Please print the listing below again, every line unchanged and in the same order.

━━━━━━━━━━

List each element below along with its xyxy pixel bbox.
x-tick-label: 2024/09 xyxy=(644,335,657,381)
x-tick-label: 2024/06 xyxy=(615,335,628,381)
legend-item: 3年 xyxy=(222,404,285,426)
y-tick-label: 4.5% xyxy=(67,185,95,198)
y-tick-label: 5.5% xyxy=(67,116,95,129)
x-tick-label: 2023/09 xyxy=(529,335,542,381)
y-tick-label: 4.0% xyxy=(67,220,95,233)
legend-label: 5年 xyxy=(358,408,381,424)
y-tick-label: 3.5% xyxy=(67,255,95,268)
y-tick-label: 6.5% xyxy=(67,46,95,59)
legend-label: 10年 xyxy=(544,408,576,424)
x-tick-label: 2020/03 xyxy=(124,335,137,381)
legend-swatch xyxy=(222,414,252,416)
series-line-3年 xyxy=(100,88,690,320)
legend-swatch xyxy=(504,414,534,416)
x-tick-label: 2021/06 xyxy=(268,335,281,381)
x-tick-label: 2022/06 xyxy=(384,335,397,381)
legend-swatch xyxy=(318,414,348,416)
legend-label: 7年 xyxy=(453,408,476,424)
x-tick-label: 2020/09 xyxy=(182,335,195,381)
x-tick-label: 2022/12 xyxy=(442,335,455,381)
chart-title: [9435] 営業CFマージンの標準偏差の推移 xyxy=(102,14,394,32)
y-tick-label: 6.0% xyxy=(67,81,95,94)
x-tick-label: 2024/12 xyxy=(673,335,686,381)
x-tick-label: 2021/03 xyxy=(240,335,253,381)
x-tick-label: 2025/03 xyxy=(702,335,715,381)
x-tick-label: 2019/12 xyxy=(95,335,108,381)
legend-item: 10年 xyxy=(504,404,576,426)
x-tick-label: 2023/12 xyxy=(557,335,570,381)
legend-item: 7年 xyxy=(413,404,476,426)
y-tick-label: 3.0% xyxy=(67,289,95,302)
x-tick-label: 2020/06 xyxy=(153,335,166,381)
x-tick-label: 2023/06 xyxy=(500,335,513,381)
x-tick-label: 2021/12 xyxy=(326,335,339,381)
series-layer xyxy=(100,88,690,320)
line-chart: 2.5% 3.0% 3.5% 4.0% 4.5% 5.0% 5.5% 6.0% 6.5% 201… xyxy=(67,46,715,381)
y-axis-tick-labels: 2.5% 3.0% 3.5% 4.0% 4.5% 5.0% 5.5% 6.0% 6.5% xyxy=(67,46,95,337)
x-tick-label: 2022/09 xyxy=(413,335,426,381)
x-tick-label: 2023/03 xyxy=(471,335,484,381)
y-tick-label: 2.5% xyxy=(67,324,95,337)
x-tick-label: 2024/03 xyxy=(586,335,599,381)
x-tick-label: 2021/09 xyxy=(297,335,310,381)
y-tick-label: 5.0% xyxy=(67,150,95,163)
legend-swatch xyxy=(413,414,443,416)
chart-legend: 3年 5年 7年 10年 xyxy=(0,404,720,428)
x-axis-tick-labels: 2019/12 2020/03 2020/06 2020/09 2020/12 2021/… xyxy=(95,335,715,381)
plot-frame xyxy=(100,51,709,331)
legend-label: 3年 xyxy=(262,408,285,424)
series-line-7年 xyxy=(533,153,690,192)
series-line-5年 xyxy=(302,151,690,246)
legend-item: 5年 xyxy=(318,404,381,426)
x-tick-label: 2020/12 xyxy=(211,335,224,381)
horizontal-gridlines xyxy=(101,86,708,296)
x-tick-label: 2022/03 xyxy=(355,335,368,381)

━━━━━━━━━━

_Written solution:_
List each element below along with its xyxy pixel bbox.
x-tick-label: 2024/09 xyxy=(644,335,657,381)
x-tick-label: 2024/06 xyxy=(615,335,628,381)
legend-item: 3年 xyxy=(222,404,285,426)
y-tick-label: 4.5% xyxy=(67,185,95,198)
y-tick-label: 5.5% xyxy=(67,116,95,129)
x-tick-label: 2023/09 xyxy=(529,335,542,381)
y-tick-label: 4.0% xyxy=(67,220,95,233)
legend-label: 5年 xyxy=(358,408,381,424)
y-tick-label: 3.5% xyxy=(67,255,95,268)
y-tick-label: 6.5% xyxy=(67,46,95,59)
legend-label: 10年 xyxy=(544,408,576,424)
x-tick-label: 2020/03 xyxy=(124,335,137,381)
legend-swatch xyxy=(222,414,252,416)
series-line-3年 xyxy=(100,88,690,320)
legend-swatch xyxy=(504,414,534,416)
x-tick-label: 2021/06 xyxy=(268,335,281,381)
x-tick-label: 2022/06 xyxy=(384,335,397,381)
legend-swatch xyxy=(318,414,348,416)
legend-label: 7年 xyxy=(453,408,476,424)
x-tick-label: 2020/09 xyxy=(182,335,195,381)
x-tick-label: 2022/12 xyxy=(442,335,455,381)
chart-title: [9435] 営業CFマージンの標準偏差の推移 xyxy=(102,14,394,32)
y-tick-label: 6.0% xyxy=(67,81,95,94)
x-tick-label: 2024/12 xyxy=(673,335,686,381)
x-tick-label: 2021/03 xyxy=(240,335,253,381)
x-tick-label: 2025/03 xyxy=(702,335,715,381)
x-tick-label: 2019/12 xyxy=(95,335,108,381)
legend-item: 10年 xyxy=(504,404,576,426)
x-tick-label: 2023/12 xyxy=(557,335,570,381)
legend-item: 7年 xyxy=(413,404,476,426)
y-tick-label: 3.0% xyxy=(67,289,95,302)
x-tick-label: 2020/06 xyxy=(153,335,166,381)
x-tick-label: 2023/06 xyxy=(500,335,513,381)
x-tick-label: 2021/12 xyxy=(326,335,339,381)
series-layer xyxy=(100,88,690,320)
line-chart: 2.5% 3.0% 3.5% 4.0% 4.5% 5.0% 5.5% 6.0% 6.5% 201… xyxy=(67,46,715,381)
y-axis-tick-labels: 2.5% 3.0% 3.5% 4.0% 4.5% 5.0% 5.5% 6.0% 6.5% xyxy=(67,46,95,337)
x-tick-label: 2022/09 xyxy=(413,335,426,381)
x-tick-label: 2023/03 xyxy=(471,335,484,381)
y-tick-label: 2.5% xyxy=(67,324,95,337)
x-tick-label: 2024/03 xyxy=(586,335,599,381)
x-tick-label: 2021/09 xyxy=(297,335,310,381)
y-tick-label: 5.0% xyxy=(67,150,95,163)
legend-swatch xyxy=(413,414,443,416)
chart-legend: 3年 5年 7年 10年 xyxy=(0,404,720,428)
x-axis-tick-labels: 2019/12 2020/03 2020/06 2020/09 2020/12 2021/… xyxy=(95,335,715,381)
plot-frame xyxy=(100,51,709,331)
legend-label: 3年 xyxy=(262,408,285,424)
series-line-7年 xyxy=(533,153,690,192)
series-line-5年 xyxy=(302,151,690,246)
legend-item: 5年 xyxy=(318,404,381,426)
x-tick-label: 2020/12 xyxy=(211,335,224,381)
horizontal-gridlines xyxy=(101,86,708,296)
x-tick-label: 2022/03 xyxy=(355,335,368,381)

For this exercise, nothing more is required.